Collected data entries:

---

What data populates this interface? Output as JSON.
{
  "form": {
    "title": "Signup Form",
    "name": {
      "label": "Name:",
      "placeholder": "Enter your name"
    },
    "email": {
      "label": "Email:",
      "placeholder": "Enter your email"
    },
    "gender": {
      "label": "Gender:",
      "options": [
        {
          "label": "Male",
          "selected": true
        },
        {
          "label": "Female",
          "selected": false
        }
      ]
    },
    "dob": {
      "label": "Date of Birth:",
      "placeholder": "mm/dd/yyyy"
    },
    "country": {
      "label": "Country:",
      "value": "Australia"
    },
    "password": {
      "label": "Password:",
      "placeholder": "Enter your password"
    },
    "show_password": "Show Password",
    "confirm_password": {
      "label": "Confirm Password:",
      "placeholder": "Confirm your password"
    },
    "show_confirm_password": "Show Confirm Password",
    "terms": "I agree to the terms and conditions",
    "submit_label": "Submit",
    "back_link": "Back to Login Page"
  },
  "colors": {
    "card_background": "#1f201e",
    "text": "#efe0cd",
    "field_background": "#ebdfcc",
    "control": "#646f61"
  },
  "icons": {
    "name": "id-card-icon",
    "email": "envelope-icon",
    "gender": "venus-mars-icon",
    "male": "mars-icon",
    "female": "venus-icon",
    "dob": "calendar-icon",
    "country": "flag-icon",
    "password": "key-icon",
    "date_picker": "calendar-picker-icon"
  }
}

---

◆ Work to be completed:
Among the lines of the material, find those that hold the word "Show" and copy them.

◆ Result of this task:
    "show_password": "Show Password",
    "show_confirm_password": "Show Confirm Password",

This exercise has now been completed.